(What you will do)
Without the pictures, set down every line of the data exactly.
** Start of Source material **
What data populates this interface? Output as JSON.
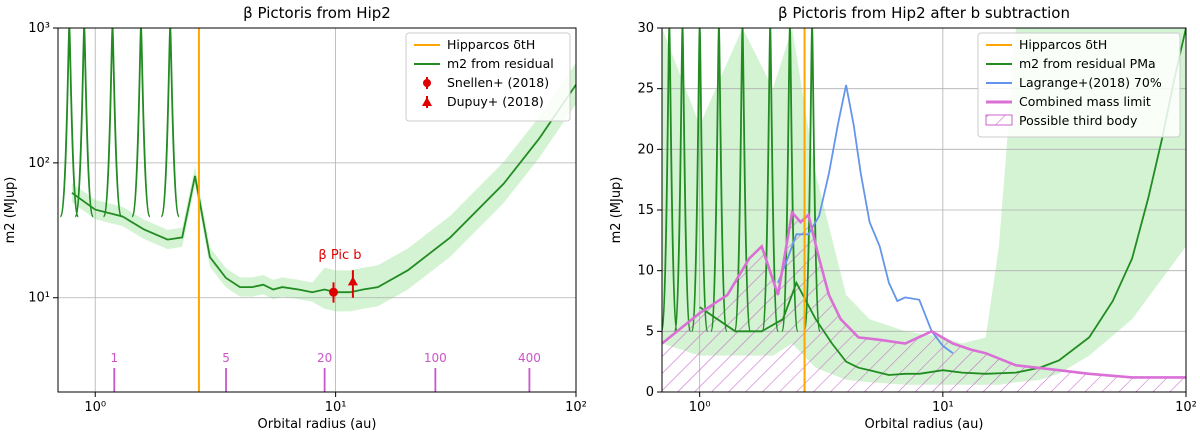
{
  "chart_data": [
    {
      "type": "line",
      "title": "β Pictoris from Hip2",
      "xlabel": "Orbital radius (au)",
      "ylabel": "m2 (MJup)",
      "xscale": "log",
      "yscale": "log",
      "xlim": [
        0.7,
        100
      ],
      "ylim": [
        2,
        1000
      ],
      "x_ticks": [
        {
          "v": 1,
          "label": "10⁰"
        },
        {
          "v": 10,
          "label": "10¹"
        },
        {
          "v": 100,
          "label": "10²"
        }
      ],
      "y_ticks": [
        {
          "v": 10,
          "label": "10¹"
        },
        {
          "v": 100,
          "label": "10²"
        },
        {
          "v": 1000,
          "label": "10³"
        }
      ],
      "hipparcos_line_x": 2.7,
      "period_marks": {
        "x": [
          1.2,
          3.5,
          9.0,
          26.0,
          64.0
        ],
        "labels": [
          "1",
          "5",
          "20",
          "100",
          "400"
        ]
      },
      "series": [
        {
          "name": "m2 from residual",
          "x": [
            0.8,
            1.0,
            1.3,
            1.6,
            2.0,
            2.3,
            2.6,
            3.0,
            3.5,
            4.0,
            4.5,
            5.0,
            5.5,
            6.0,
            7.0,
            8.0,
            9.0,
            10.0,
            11.5,
            13.0,
            15.0,
            20.0,
            30.0,
            50.0,
            70.0,
            100.0
          ],
          "y": [
            60,
            45,
            40,
            32,
            27,
            28,
            80,
            20,
            14,
            12,
            12,
            12.5,
            11.5,
            12,
            11.5,
            11,
            11.5,
            11,
            11,
            11.5,
            12,
            16,
            28,
            70,
            150,
            380
          ]
        },
        {
          "name": "Snellen+ (2018)",
          "x": [
            9.8
          ],
          "y": [
            11
          ]
        },
        {
          "name": "Dupuy+ (2018)",
          "x": [
            11.8
          ],
          "y": [
            13
          ]
        }
      ],
      "legend": [
        "Hipparcos δtH",
        "m2 from residual",
        "Snellen+ (2018)",
        "Dupuy+ (2018)"
      ],
      "annotation": "β Pic b"
    },
    {
      "type": "line",
      "title": "β Pictoris from Hip2 after b subtraction",
      "xlabel": "Orbital radius (au)",
      "ylabel": "m2 (MJup)",
      "xscale": "log",
      "yscale": "linear",
      "xlim": [
        0.7,
        100
      ],
      "ylim": [
        0,
        30
      ],
      "x_ticks": [
        {
          "v": 1,
          "label": "10⁰"
        },
        {
          "v": 10,
          "label": "10¹"
        },
        {
          "v": 100,
          "label": "10²"
        }
      ],
      "y_ticks": [
        {
          "v": 0,
          "label": "0"
        },
        {
          "v": 5,
          "label": "5"
        },
        {
          "v": 10,
          "label": "10"
        },
        {
          "v": 15,
          "label": "15"
        },
        {
          "v": 20,
          "label": "20"
        },
        {
          "v": 25,
          "label": "25"
        },
        {
          "v": 30,
          "label": "30"
        }
      ],
      "hipparcos_line_x": 2.7,
      "series": [
        {
          "name": "m2 from residual PMa",
          "x": [
            1.0,
            1.4,
            1.8,
            2.2,
            2.5,
            3.0,
            3.5,
            4.0,
            4.5,
            5.0,
            6.0,
            7.0,
            8.0,
            10.0,
            12.0,
            15.0,
            20.0,
            25.0,
            30.0,
            40.0,
            50.0,
            60.0,
            70.0,
            80.0,
            90.0,
            100.0
          ],
          "y": [
            7,
            5,
            5,
            6,
            9,
            6,
            4,
            2.5,
            2,
            1.8,
            1.4,
            1.5,
            1.5,
            1.8,
            1.6,
            1.5,
            1.6,
            2,
            2.6,
            4.5,
            7.5,
            11,
            16,
            21,
            26,
            30
          ]
        },
        {
          "name": "Lagrange+(2018) 70%",
          "x": [
            2.1,
            2.3,
            2.5,
            2.8,
            3.1,
            3.4,
            3.7,
            4.0,
            4.3,
            4.6,
            5.0,
            5.5,
            6.0,
            6.5,
            7.0,
            8.0,
            9.0,
            10.0,
            11.0
          ],
          "y": [
            9,
            11,
            13,
            13,
            14.5,
            18,
            22,
            25.3,
            22,
            18,
            14,
            12,
            9,
            7.5,
            7.8,
            7.6,
            5,
            3.8,
            3.2
          ]
        },
        {
          "name": "Combined mass limit",
          "x": [
            0.7,
            1.0,
            1.3,
            1.6,
            1.8,
            2.1,
            2.4,
            2.6,
            2.8,
            3.1,
            3.4,
            3.8,
            4.5,
            5.5,
            7.0,
            9.0,
            11.0,
            13.0,
            15.0,
            20.0,
            30.0,
            40.0,
            60.0,
            100.0
          ],
          "y": [
            4,
            6.5,
            8,
            11,
            12,
            8,
            14.8,
            14,
            14.6,
            11,
            8,
            6,
            4.5,
            4.3,
            4,
            5,
            4,
            3.5,
            3.2,
            2.2,
            1.8,
            1.5,
            1.2,
            1.2
          ]
        }
      ],
      "legend": [
        "Hipparcos δtH",
        "m2 from residual PMa",
        "Lagrange+(2018) 70%",
        "Combined mass limit",
        "Possible third body"
      ]
    }
  ]
}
** End of Source material **
(Output for this task)
What data populates this interface? Output as JSON.
{
  "chart_data": [
    {
      "type": "line",
      "title": "β Pictoris from Hip2",
      "xlabel": "Orbital radius (au)",
      "ylabel": "m2 (MJup)",
      "xscale": "log",
      "yscale": "log",
      "xlim": [
        0.7,
        100
      ],
      "ylim": [
        2,
        1000
      ],
      "x_ticks": [
        {
          "v": 1,
          "label": "10⁰"
        },
        {
          "v": 10,
          "label": "10¹"
        },
        {
          "v": 100,
          "label": "10²"
        }
      ],
      "y_ticks": [
        {
          "v": 10,
          "label": "10¹"
        },
        {
          "v": 100,
          "label": "10²"
        },
        {
          "v": 1000,
          "label": "10³"
        }
      ],
      "hipparcos_line_x": 2.7,
      "period_marks": {
        "x": [
          1.2,
          3.5,
          9.0,
          26.0,
          64.0
        ],
        "labels": [
          "1",
          "5",
          "20",
          "100",
          "400"
        ]
      },
      "series": [
        {
          "name": "m2 from residual",
          "x": [
            0.8,
            1.0,
            1.3,
            1.6,
            2.0,
            2.3,
            2.6,
            3.0,
            3.5,
            4.0,
            4.5,
            5.0,
            5.5,
            6.0,
            7.0,
            8.0,
            9.0,
            10.0,
            11.5,
            13.0,
            15.0,
            20.0,
            30.0,
            50.0,
            70.0,
            100.0
          ],
          "y": [
            60,
            45,
            40,
            32,
            27,
            28,
            80,
            20,
            14,
            12,
            12,
            12.5,
            11.5,
            12,
            11.5,
            11,
            11.5,
            11,
            11,
            11.5,
            12,
            16,
            28,
            70,
            150,
            380
          ]
        },
        {
          "name": "Snellen+ (2018)",
          "x": [
            9.8
          ],
          "y": [
            11
          ]
        },
        {
          "name": "Dupuy+ (2018)",
          "x": [
            11.8
          ],
          "y": [
            13
          ]
        }
      ],
      "legend": [
        "Hipparcos δtH",
        "m2 from residual",
        "Snellen+ (2018)",
        "Dupuy+ (2018)"
      ],
      "annotation": "β Pic b"
    },
    {
      "type": "line",
      "title": "β Pictoris from Hip2 after b subtraction",
      "xlabel": "Orbital radius (au)",
      "ylabel": "m2 (MJup)",
      "xscale": "log",
      "yscale": "linear",
      "xlim": [
        0.7,
        100
      ],
      "ylim": [
        0,
        30
      ],
      "x_ticks": [
        {
          "v": 1,
          "label": "10⁰"
        },
        {
          "v": 10,
          "label": "10¹"
        },
        {
          "v": 100,
          "label": "10²"
        }
      ],
      "y_ticks": [
        {
          "v": 0,
          "label": "0"
        },
        {
          "v": 5,
          "label": "5"
        },
        {
          "v": 10,
          "label": "10"
        },
        {
          "v": 15,
          "label": "15"
        },
        {
          "v": 20,
          "label": "20"
        },
        {
          "v": 25,
          "label": "25"
        },
        {
          "v": 30,
          "label": "30"
        }
      ],
      "hipparcos_line_x": 2.7,
      "series": [
        {
          "name": "m2 from residual PMa",
          "x": [
            1.0,
            1.4,
            1.8,
            2.2,
            2.5,
            3.0,
            3.5,
            4.0,
            4.5,
            5.0,
            6.0,
            7.0,
            8.0,
            10.0,
            12.0,
            15.0,
            20.0,
            25.0,
            30.0,
            40.0,
            50.0,
            60.0,
            70.0,
            80.0,
            90.0,
            100.0
          ],
          "y": [
            7,
            5,
            5,
            6,
            9,
            6,
            4,
            2.5,
            2,
            1.8,
            1.4,
            1.5,
            1.5,
            1.8,
            1.6,
            1.5,
            1.6,
            2,
            2.6,
            4.5,
            7.5,
            11,
            16,
            21,
            26,
            30
          ]
        },
        {
          "name": "Lagrange+(2018) 70%",
          "x": [
            2.1,
            2.3,
            2.5,
            2.8,
            3.1,
            3.4,
            3.7,
            4.0,
            4.3,
            4.6,
            5.0,
            5.5,
            6.0,
            6.5,
            7.0,
            8.0,
            9.0,
            10.0,
            11.0
          ],
          "y": [
            9,
            11,
            13,
            13,
            14.5,
            18,
            22,
            25.3,
            22,
            18,
            14,
            12,
            9,
            7.5,
            7.8,
            7.6,
            5,
            3.8,
            3.2
          ]
        },
        {
          "name": "Combined mass limit",
          "x": [
            0.7,
            1.0,
            1.3,
            1.6,
            1.8,
            2.1,
            2.4,
            2.6,
            2.8,
            3.1,
            3.4,
            3.8,
            4.5,
            5.5,
            7.0,
            9.0,
            11.0,
            13.0,
            15.0,
            20.0,
            30.0,
            40.0,
            60.0,
            100.0
          ],
          "y": [
            4,
            6.5,
            8,
            11,
            12,
            8,
            14.8,
            14,
            14.6,
            11,
            8,
            6,
            4.5,
            4.3,
            4,
            5,
            4,
            3.5,
            3.2,
            2.2,
            1.8,
            1.5,
            1.2,
            1.2
          ]
        }
      ],
      "legend": [
        "Hipparcos δtH",
        "m2 from residual PMa",
        "Lagrange+(2018) 70%",
        "Combined mass limit",
        "Possible third body"
      ]
    }
  ]
}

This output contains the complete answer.